◆ **Record excerpts**:
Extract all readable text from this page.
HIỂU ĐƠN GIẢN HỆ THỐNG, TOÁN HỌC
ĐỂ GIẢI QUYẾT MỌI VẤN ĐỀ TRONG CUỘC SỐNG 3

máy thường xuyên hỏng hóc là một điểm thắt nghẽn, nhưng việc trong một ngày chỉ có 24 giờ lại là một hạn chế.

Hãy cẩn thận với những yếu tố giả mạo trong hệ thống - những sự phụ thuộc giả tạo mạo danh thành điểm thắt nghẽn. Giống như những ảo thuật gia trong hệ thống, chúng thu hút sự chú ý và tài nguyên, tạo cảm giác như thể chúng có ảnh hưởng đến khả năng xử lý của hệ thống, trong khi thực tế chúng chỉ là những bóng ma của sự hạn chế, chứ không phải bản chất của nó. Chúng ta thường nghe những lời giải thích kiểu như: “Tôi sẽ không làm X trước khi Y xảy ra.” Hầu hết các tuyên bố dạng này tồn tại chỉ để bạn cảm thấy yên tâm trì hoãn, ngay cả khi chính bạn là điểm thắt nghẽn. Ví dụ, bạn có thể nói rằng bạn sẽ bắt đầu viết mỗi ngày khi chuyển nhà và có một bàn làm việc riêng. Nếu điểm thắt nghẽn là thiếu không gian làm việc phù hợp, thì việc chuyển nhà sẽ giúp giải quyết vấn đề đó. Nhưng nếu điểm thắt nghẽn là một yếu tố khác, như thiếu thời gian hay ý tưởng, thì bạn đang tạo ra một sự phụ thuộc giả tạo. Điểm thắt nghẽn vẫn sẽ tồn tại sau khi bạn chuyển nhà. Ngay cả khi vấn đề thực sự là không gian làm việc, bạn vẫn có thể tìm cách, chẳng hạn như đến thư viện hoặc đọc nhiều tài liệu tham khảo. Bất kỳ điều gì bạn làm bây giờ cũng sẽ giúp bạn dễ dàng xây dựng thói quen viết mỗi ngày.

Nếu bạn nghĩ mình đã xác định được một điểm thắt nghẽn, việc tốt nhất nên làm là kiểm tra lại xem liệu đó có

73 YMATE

◆ **Given exercise**:
Write out all the records above again, exactly as they stand.

◆ **Solution to this task**:
Extract all readable text from this page.
HIỂU ĐƠN GIẢN HỆ THỐNG, TOÁN HỌC
ĐỂ GIẢI QUYẾT MỌI VẤN ĐỀ TRONG CUỘC SỐNG 3

máy thường xuyên hỏng hóc là một điểm thắt nghẽn, nhưng việc trong một ngày chỉ có 24 giờ lại là một hạn chế.

Hãy cẩn thận với những yếu tố giả mạo trong hệ thống - những sự phụ thuộc giả tạo mạo danh thành điểm thắt nghẽn. Giống như những ảo thuật gia trong hệ thống, chúng thu hút sự chú ý và tài nguyên, tạo cảm giác như thể chúng có ảnh hưởng đến khả năng xử lý của hệ thống, trong khi thực tế chúng chỉ là những bóng ma của sự hạn chế, chứ không phải bản chất của nó. Chúng ta thường nghe những lời giải thích kiểu như: “Tôi sẽ không làm X trước khi Y xảy ra.” Hầu hết các tuyên bố dạng này tồn tại chỉ để bạn cảm thấy yên tâm trì hoãn, ngay cả khi chính bạn là điểm thắt nghẽn. Ví dụ, bạn có thể nói rằng bạn sẽ bắt đầu viết mỗi ngày khi chuyển nhà và có một bàn làm việc riêng. Nếu điểm thắt nghẽn là thiếu không gian làm việc phù hợp, thì việc chuyển nhà sẽ giúp giải quyết vấn đề đó. Nhưng nếu điểm thắt nghẽn là một yếu tố khác, như thiếu thời gian hay ý tưởng, thì bạn đang tạo ra một sự phụ thuộc giả tạo. Điểm thắt nghẽn vẫn sẽ tồn tại sau khi bạn chuyển nhà. Ngay cả khi vấn đề thực sự là không gian làm việc, bạn vẫn có thể tìm cách, chẳng hạn như đến thư viện hoặc đọc nhiều tài liệu tham khảo. Bất kỳ điều gì bạn làm bây giờ cũng sẽ giúp bạn dễ dàng xây dựng thói quen viết mỗi ngày.

Nếu bạn nghĩ mình đã xác định được một điểm thắt nghẽn, việc tốt nhất nên làm là kiểm tra lại xem liệu đó có

73 YMATE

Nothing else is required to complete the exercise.